▶ _Task to complete_: Extract each line holding the word "name" from the entries.

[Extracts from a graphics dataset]
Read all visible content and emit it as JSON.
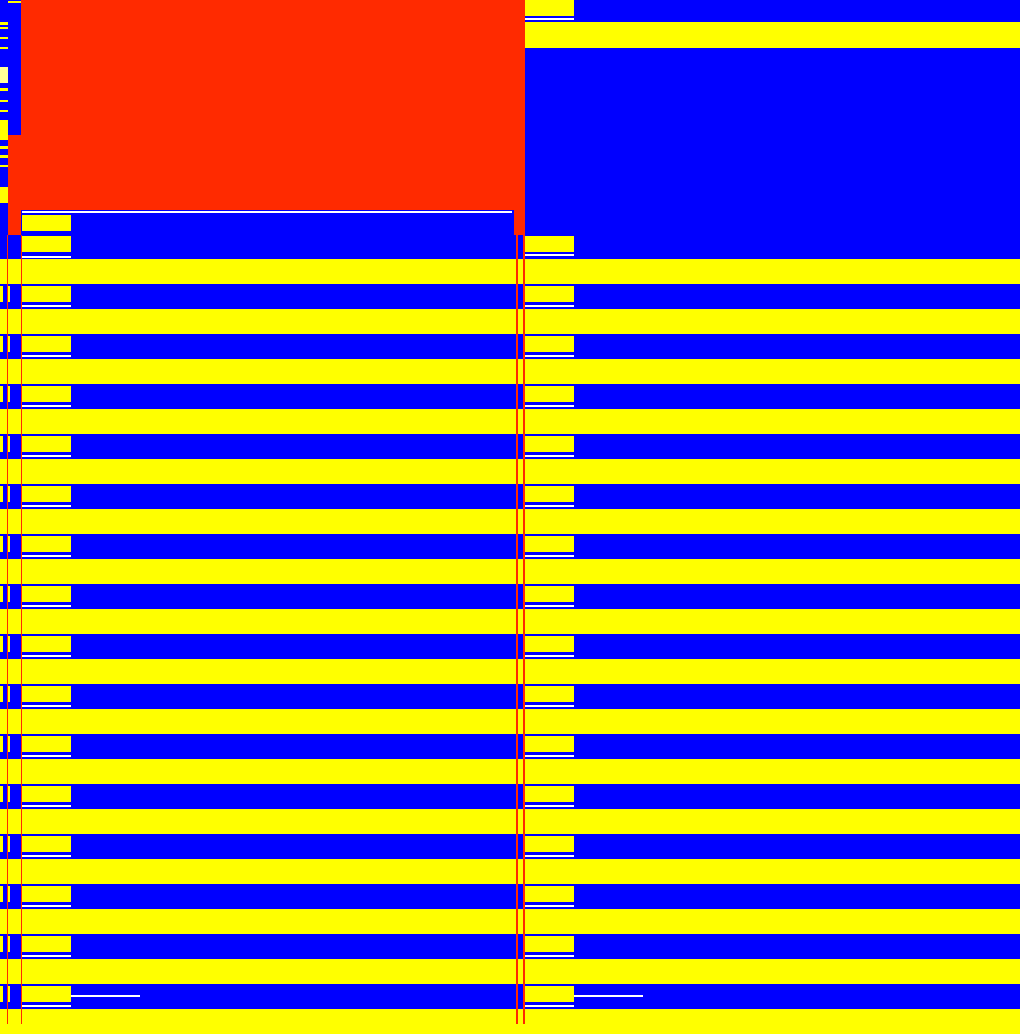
{
  "colors": {
    "blue": "#0000ff",
    "yellow": "#ffff00",
    "red": "#ff2a00",
    "white": "#ffffff",
    "pale_yellow": "#ffff99"
  }
}
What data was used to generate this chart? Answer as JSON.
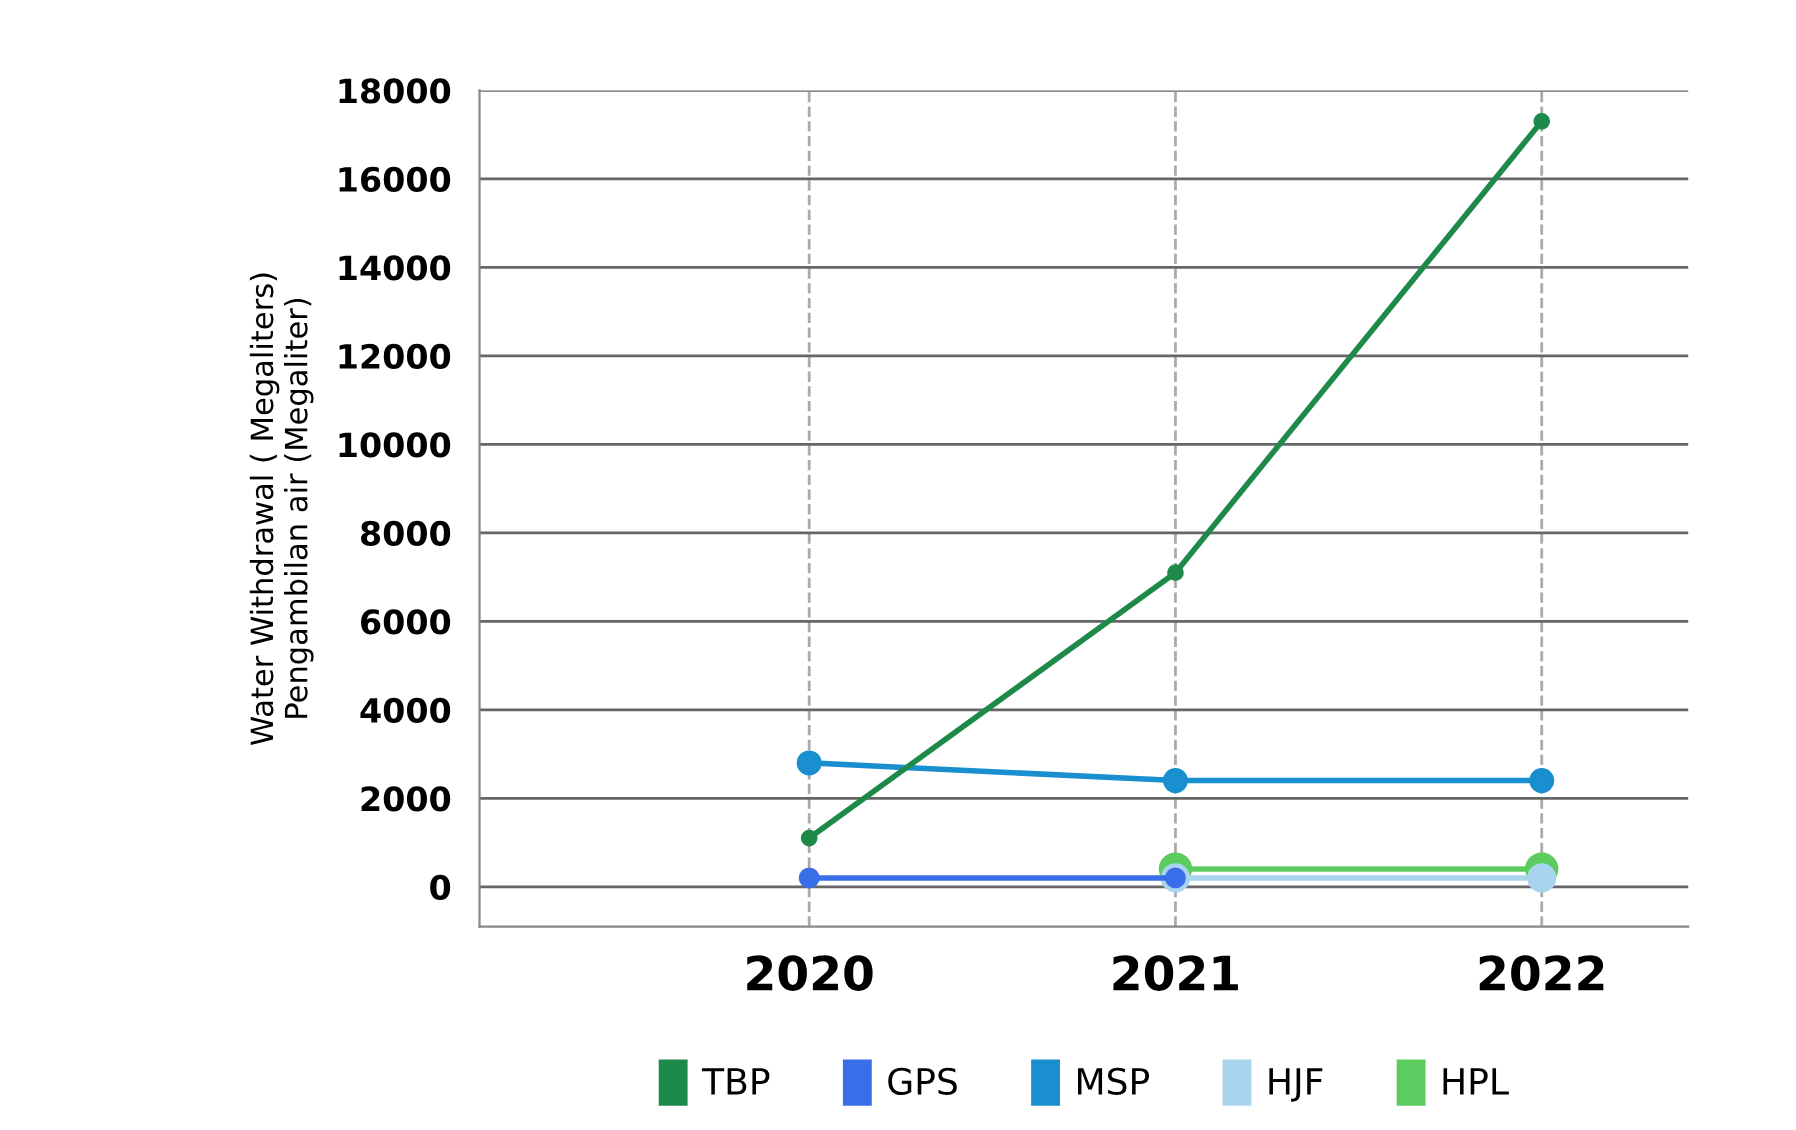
{
  "chart_data": {
    "type": "line",
    "ylabel": "Water Withdrawal ( Megaliters)\nPengambilan air (Megaliter)",
    "x": [
      2020,
      2021,
      2022
    ],
    "xlim": [
      2019.1,
      2022.4
    ],
    "xticks": [
      2020,
      2021,
      2022
    ],
    "ylim": [
      -900,
      18000
    ],
    "yticks": [
      0,
      2000,
      4000,
      6000,
      8000,
      10000,
      12000,
      14000,
      16000,
      18000
    ],
    "grid": true,
    "legend": "bottom",
    "marker": "circle",
    "line_style": "solid",
    "series": [
      {
        "name": "TBP",
        "color": "#1e8a4a",
        "values": [
          1100,
          7100,
          17300
        ]
      },
      {
        "name": "GPS",
        "color": "#3a6ee8",
        "values": [
          200,
          200,
          null
        ]
      },
      {
        "name": "MSP",
        "color": "#1a8fcf",
        "values": [
          2800,
          2400,
          2400
        ]
      },
      {
        "name": "HJF",
        "color": "#a8d4ee",
        "values": [
          null,
          200,
          200
        ]
      },
      {
        "name": "HPL",
        "color": "#5ccc60",
        "values": [
          null,
          400,
          400
        ]
      }
    ]
  }
}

▶ _Reply to the exercise_:
        "name": "TBP",
        "name": "GPS",
        "name": "MSP",
        "name": "HJF",
        "name": "HPL",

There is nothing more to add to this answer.